- [Elenco dei compiti]:
a) Nell'articolo sullo Shakhtar Donetsk, chi allenava la squadra ucraina nella finale di Coppa Uefa vinta ieri sera?
b) Cita dall'articolo sullo Shakhtar Donetsk il passo che comincia con "Però i fatti" e prosegue fino a "come Mircea Lucescu.".
c) Scrivi il seguito dell'articolo sullo Shakhtar Donetsk, ripartendo dopo l'ultima frase riportata.

- [Pagina]:

----------

Sarebbe eccessivo arrivare a pensare che, dopo ieri sera, il calcio dell'Est europeo sia tornato ai fasti di un tempo e degli anni '70 e '80 in particolare, quando la nazionale dell'URSS guidata dal "colonnello" Valerij Lobanovs'kyj arrivò in finale agli Europei in Germania Ovest e numerosi club sovietici si affermarono in campo internazionale.
Però i fatti parlano fin troppo chiaramente: negli ultimi cinque anni ben tre edizioni della Coppa Uefa sono state vinte da squadre dell'Europa orientale. Nel 2005 toccò al Cska Mosca che sconfisse all'Alvalade di Lisbona i padroni di casa dello Sporting; un anno fa fu un'altra squadra russa a trionfare, lo Zenit San Pietroburgo, trascinato dalle invenzioni dello "zar" Arshavin e dai gol di Pavlyuchenko.
Ieri sera, nella finale dell'ultima Coppa Uefa (dalla prossima stagione si chiamerà infatti Europa League), è stata invece la prima volta di una squadra ucraina, lo Shakthar Donetsk, allenata da una vecchia conoscenza del calcio italiano come Mircea Lucescu.
La vittoria dell'undici arancionero è l'occasione migliore per parlare di un fenomeno assai tipico degli ultimi anni: i grandi tycoon dell'Est che appaiono misteriosamente dal nulla, con faraonici conti in banca ed un passato oscuro. Circa cinque anni fa, su Sportweek, il presidente dello Shaktar Rinat Leonidovič Akhmetov rilasciò la sua prima intervista: la celebre rivista statunitense di economia e finanza Forbes lo ha collocato quest'anno al 397° posto nella classifica dei Paperoni mondiali, con un patrimonio di poco inferiore ai 2 miliardi di dollari.
42 anni, origini tatare ed una laurea in economia, Akhmetov possiede il 90% delle azioni della System Capital Management, importante holding finanziaria ucraina, ed è a capo del principale complesso metallurgico del paese: vanta, inoltre, numerosi interessi nel campo dell'edilizia e dell'informazione (radio e tv) e nel 1995 ha fondato la Donger Bank a Donetsk.
Da dove nasce tutta questa sua fortuna? "Quando l'Ucraina è divenuta indipendente, negli anni '90, in un'epoca di opportunità, ognuno ha potuto trovare la propria strada" sono state le sue parole rilasciate al settimanale sportivo. Qualcuno ricorda maliziosamente anche la sua amicizia con politici piuttosto influenti come Viktor Yanukovych, già primo ministro, e Boris Kolesnikov.
Il più ricco d'Ucraina ha un rapporto molto speciale con lo Shakhtar, nome che in ucraino significa "minatori": è infatti la squadra della sua città natale, quella per la quale tifa da bambino ("Non avendo denaro per pagarmi il biglietto, seguivo i suoi match da una collinetta vicina allo stadio"), e nella vicina Oktyabrska il padre ed il fratello lavoravano esattamente in miniera. L'11 ottobre 1996 diventa presidente della società arancionera, raccogliendo l'eredità dell'assassinato Aleksander Bragin, e con un milione di dollari si assicura il pacchetto di maggioranza dello Shakthar, salvandolo così dalla crisi.

----------

- [Dati forniti]:
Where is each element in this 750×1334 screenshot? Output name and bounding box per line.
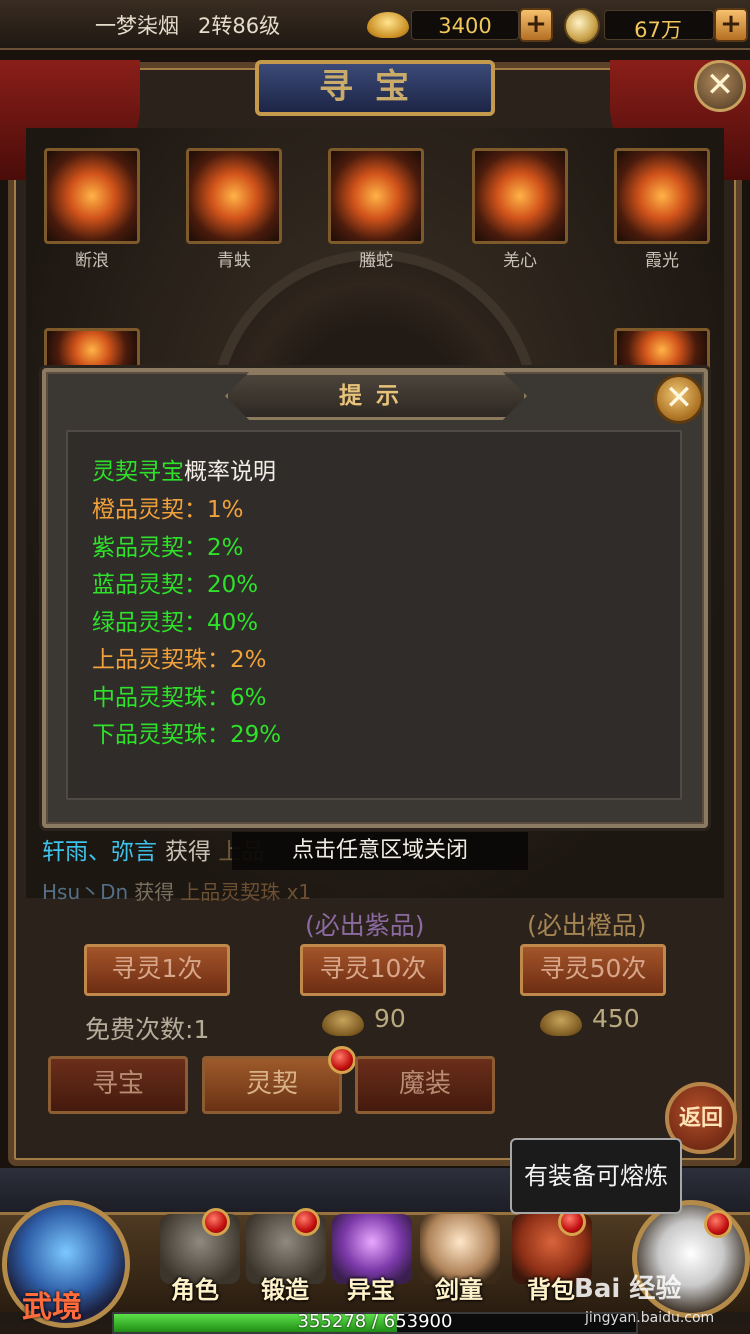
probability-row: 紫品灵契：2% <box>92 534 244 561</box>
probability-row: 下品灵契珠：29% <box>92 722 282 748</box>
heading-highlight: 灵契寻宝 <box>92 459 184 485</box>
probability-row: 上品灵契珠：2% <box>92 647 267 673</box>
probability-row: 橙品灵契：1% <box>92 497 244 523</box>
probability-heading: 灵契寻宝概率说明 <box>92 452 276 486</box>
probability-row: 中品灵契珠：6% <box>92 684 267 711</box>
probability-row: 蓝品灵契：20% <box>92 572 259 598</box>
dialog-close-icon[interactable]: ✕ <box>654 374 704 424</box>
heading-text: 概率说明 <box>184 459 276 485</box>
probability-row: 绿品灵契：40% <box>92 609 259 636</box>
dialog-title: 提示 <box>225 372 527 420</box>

----------

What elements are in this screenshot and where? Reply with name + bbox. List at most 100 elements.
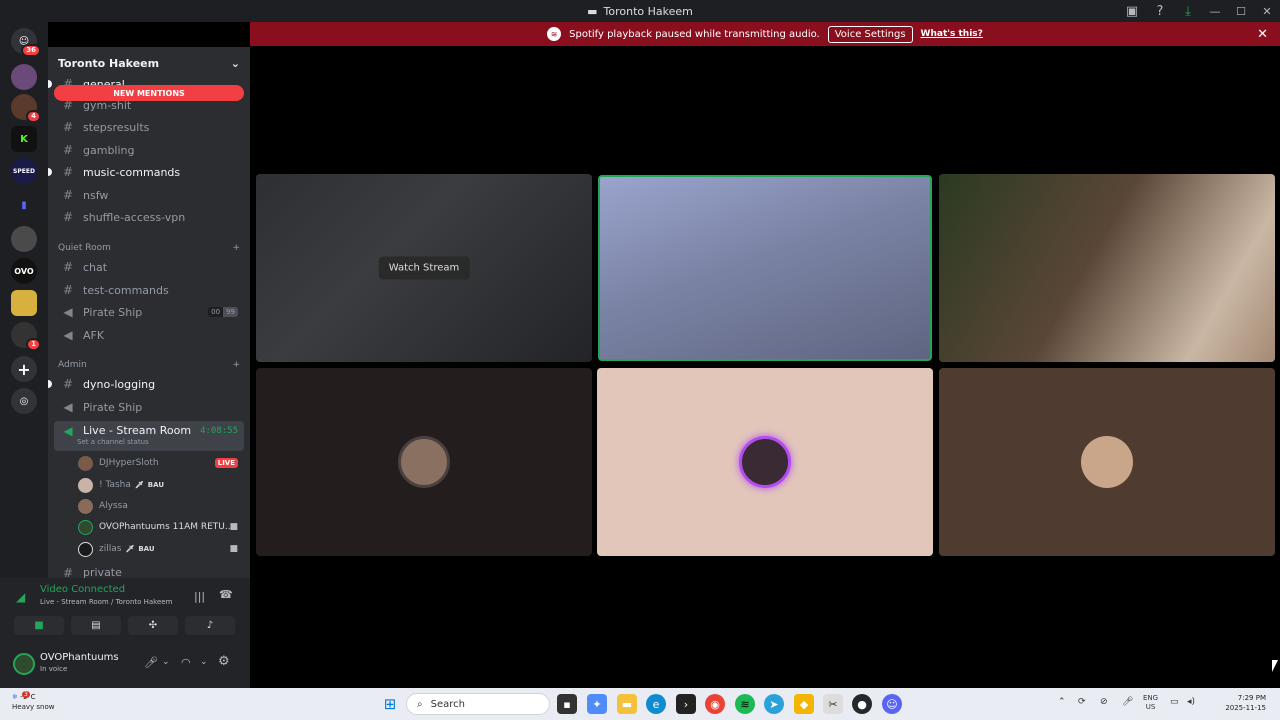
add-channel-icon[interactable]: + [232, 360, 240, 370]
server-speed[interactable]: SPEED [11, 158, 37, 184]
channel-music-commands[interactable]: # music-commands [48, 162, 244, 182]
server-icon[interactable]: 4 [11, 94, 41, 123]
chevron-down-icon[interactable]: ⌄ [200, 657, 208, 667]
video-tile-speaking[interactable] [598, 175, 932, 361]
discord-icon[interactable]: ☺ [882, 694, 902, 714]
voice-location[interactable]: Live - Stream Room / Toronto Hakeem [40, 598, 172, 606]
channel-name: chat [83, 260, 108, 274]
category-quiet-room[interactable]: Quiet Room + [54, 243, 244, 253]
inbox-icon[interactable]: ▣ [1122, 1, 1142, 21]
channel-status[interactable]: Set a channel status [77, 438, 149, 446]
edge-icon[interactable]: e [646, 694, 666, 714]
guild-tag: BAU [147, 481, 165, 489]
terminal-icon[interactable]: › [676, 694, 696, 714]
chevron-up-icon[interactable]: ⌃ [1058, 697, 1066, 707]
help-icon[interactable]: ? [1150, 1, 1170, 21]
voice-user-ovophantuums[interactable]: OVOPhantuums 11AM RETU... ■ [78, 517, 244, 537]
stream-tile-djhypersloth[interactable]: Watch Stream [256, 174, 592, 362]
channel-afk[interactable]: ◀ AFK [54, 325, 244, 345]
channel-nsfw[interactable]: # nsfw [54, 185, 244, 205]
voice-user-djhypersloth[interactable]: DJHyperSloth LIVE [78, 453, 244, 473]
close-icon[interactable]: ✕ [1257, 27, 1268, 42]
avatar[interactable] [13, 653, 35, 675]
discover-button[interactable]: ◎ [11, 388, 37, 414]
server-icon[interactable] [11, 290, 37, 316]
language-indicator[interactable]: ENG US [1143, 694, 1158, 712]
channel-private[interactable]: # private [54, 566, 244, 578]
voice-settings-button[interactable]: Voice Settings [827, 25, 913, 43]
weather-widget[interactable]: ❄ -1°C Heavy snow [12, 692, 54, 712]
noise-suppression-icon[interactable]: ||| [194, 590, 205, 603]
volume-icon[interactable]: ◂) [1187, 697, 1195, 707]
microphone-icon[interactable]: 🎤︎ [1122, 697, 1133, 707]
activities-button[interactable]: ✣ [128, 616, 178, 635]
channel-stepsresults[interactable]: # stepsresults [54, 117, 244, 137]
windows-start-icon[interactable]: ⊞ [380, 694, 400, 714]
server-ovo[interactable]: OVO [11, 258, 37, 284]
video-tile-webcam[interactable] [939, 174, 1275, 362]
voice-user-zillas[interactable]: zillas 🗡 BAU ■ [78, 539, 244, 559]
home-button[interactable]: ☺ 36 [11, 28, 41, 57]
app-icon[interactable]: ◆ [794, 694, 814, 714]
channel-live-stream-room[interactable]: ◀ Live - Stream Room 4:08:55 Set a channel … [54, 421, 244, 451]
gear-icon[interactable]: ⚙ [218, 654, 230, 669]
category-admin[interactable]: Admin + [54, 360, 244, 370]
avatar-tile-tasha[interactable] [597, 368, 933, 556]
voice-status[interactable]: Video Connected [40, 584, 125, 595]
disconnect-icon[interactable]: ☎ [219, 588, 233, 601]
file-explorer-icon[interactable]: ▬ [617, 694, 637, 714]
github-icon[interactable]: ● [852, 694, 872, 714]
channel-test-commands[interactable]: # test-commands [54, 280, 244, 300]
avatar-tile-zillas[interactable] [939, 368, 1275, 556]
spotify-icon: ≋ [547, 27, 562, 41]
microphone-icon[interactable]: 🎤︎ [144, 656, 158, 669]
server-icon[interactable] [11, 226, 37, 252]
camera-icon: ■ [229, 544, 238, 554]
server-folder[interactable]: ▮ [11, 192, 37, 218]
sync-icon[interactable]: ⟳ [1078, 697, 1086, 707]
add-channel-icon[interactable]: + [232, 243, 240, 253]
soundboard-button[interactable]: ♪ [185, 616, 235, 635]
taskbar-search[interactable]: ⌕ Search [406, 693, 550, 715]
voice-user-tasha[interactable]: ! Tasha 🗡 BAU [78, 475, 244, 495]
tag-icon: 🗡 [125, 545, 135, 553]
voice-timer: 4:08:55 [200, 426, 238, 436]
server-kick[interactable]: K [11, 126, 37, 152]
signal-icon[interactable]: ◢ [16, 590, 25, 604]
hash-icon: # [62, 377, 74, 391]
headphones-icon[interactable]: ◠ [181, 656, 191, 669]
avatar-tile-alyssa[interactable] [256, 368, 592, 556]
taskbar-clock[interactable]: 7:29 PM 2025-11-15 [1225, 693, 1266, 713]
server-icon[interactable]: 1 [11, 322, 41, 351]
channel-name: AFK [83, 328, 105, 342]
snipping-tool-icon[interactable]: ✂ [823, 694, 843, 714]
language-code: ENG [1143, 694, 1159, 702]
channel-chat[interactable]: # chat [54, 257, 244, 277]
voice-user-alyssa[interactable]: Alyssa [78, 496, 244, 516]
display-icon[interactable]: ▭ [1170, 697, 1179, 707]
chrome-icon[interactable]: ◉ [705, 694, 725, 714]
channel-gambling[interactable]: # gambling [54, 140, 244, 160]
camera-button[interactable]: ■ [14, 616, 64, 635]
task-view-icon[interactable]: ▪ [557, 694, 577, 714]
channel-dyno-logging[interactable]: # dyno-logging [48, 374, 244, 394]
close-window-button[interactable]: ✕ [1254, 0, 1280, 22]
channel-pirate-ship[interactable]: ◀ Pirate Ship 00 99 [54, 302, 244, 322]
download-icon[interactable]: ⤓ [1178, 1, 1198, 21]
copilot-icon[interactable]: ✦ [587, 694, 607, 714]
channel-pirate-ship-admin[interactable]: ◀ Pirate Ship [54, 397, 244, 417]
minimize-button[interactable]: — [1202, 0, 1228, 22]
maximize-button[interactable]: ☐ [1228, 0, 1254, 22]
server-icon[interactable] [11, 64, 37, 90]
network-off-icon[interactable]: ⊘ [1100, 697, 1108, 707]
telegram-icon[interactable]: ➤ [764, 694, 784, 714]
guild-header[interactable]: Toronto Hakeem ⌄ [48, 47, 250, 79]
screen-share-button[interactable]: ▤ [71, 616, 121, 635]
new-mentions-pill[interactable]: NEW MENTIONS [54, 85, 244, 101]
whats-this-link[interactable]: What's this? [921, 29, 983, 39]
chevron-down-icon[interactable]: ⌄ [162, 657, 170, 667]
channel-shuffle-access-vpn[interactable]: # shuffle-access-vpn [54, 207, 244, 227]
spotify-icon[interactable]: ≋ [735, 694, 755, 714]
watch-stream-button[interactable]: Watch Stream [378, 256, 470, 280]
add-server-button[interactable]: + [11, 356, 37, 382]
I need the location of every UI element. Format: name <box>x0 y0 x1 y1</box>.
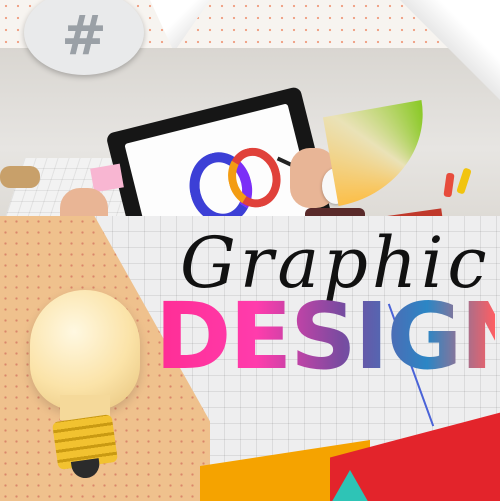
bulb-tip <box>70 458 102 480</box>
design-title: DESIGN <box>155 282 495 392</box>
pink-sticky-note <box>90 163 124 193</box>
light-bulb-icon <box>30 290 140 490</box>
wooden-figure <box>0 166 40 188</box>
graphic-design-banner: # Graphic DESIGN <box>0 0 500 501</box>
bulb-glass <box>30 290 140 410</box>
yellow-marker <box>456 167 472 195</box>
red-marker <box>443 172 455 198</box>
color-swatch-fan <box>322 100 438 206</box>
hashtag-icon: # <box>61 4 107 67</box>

----------

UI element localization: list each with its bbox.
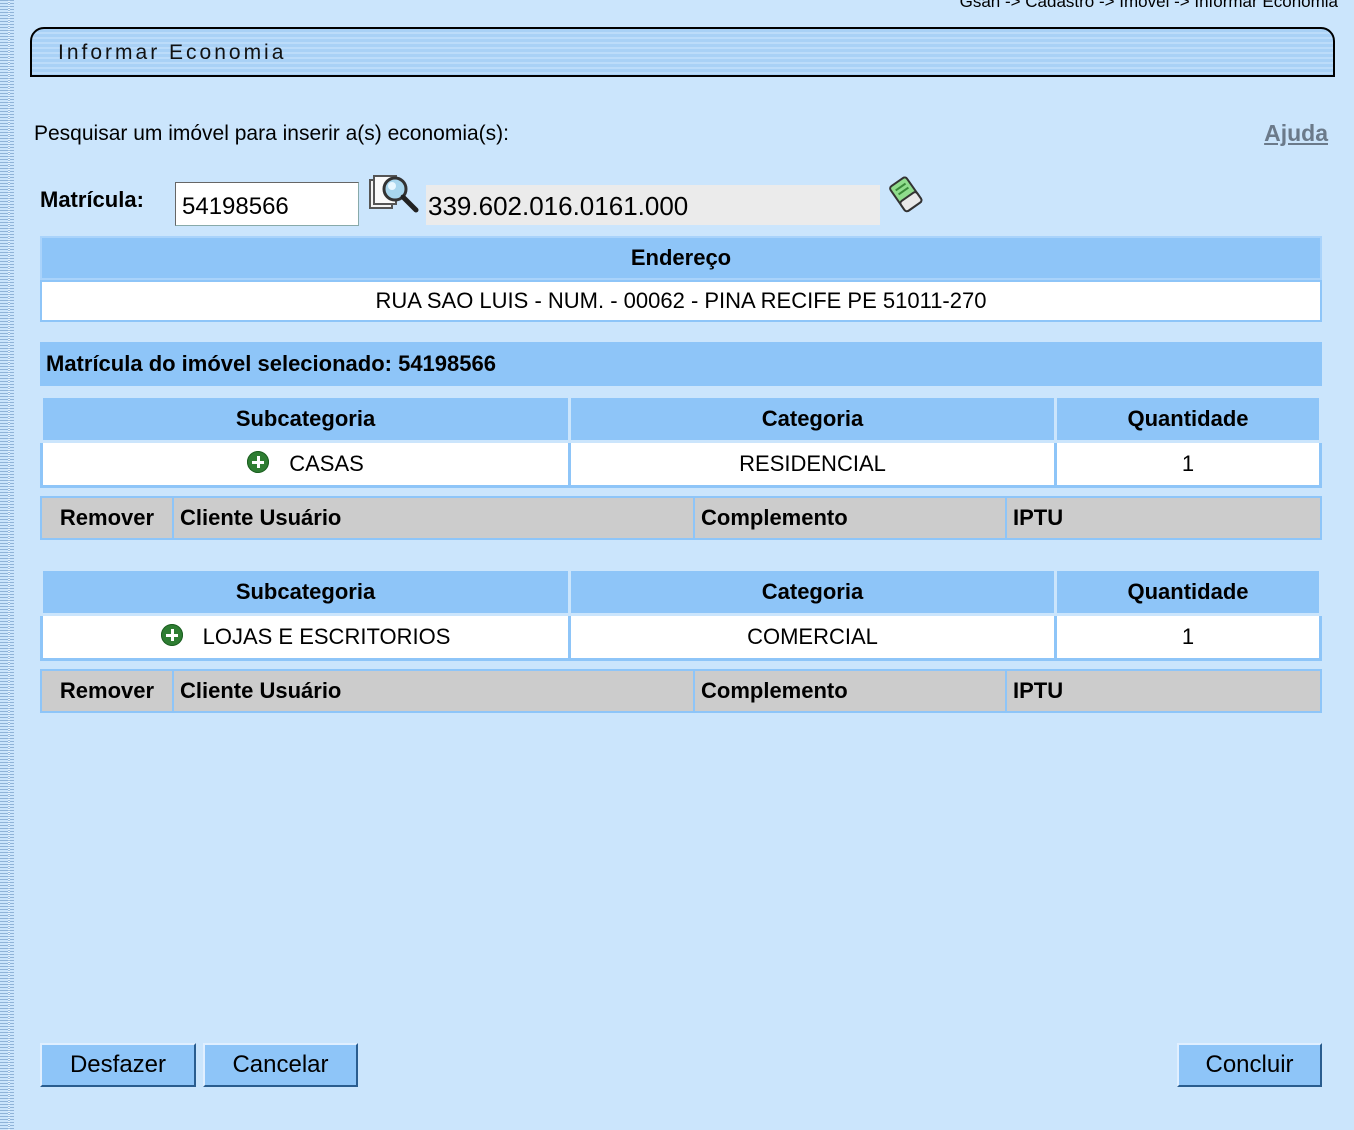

----------

- [Risultati per compito]:
a) Mircea Lucescu.

b)
Però i fatti parlano fin troppo chiaramente: negli ultimi cinque anni ben tre edizioni della Coppa Uefa sono state vinte da squadre dell'Europa orientale. Nel 2005 toccò al Cska Mosca che sconfisse all'Alvalade di Lisbona i padroni di casa dello Sporting; un anno fa fu un'altra squadra russa a trionfare, lo Zenit San Pietroburgo, trascinato dalle invenzioni dello "zar" Arshavin e dai gol di Pavlyuchenko.
Ieri sera, nella finale dell'ultima Coppa Uefa (dalla prossima stagione si chiamerà infatti Europa League), è stata invece la prima volta di una squadra ucraina, lo Shakthar Donetsk, allenata da una vecchia conoscenza del calcio italiano come Mircea Lucescu.

c)
Con lui al comando, i minatori hanno visto fiorire la propria scuola calcio (l'Accademia) ed hanno potuto dotarsi di un centro sportivo all'avanguardia: soprattutto, la squadra è stata capace di far vacillare l'egemonia della Dinamo Kiev in patria, conquistando quattro scudetti. La Coppa Uefa conquistata sul terreno del Sucru Saraçoglu di Istanbul è il primo trofeo internazionale per i minatori di Donetsk: molti politici la stanno sfruttando per convincere Michel Platini, presidente della Uefa, a non revocare all'Ucraina l'organizzazione degli Europei 2012 nonostante la preoccupante e persistente assenza di infrastrutture nel paese.
Rinat Akhmetov, tuttavia, non è il solo magnate degli Urali ad essere salito alla ribalta. E non è certo il più facoltoso. Il nome maggiormente conosciuto è certo quello di Roman Abramovich, patron del Chelsea: un illustre sconosciuto sino al giugno 2003, quando acquistò il club londinese per una cifra pari a 60 milioni di sterline, accollandosi 80 milioni di debiti ed allestendo una campagna acquisti faraonica (dal giorno del suo insediamento le spese ammontano a 600 milioni di sterline).
Abramovich ha dato inizio alla propria attività sul finire degli anni '80, sfruttando la politica di Gorbachov volta a favorire la nascita di piccole imprese chiamate cooperative: nel corso degli anni è diventato azionista di Sibneft (colosso petrolifero) e di Russian Aluminium ed è stato anche governatore della Chukotka, nel Nord-Est asiatico. Attualmente è il 51° uomo più ricco del pianeta (dati Forbes).
La storia di Abramovich e Akhmetov ricalca quella di tanti altri nuovi miliardari, ben presto ribattezzati gli "oligarchi russi": dopo la caduta dell'URSS, l'allora presidente Boris Eltsin avviò una politica di liberalizzazione e stabilizzazione dell'economia del paese. Questa si tradusse nell'eliminazione di dazi, nei prezzi calmierati, nei drastici tagli alle industrie statali e nella rimozione di ostacoli per le imprese private: una situazione che una nuova e misteriosa classe di imprenditori seppe sfruttare a proprio vantaggio, approfittando delle varie concessioni governative per acquistare a prezzi pressoché stracciati industrie che un tempo appartenevano allo Stato. "Le privatizzazioni - scrisse qualche anno fa un giornalista del New York Times - sono state fatte in modo affrettato, senza prima dotarsi di strumenti di regolazione e legali per tenere a bada gli speculatori".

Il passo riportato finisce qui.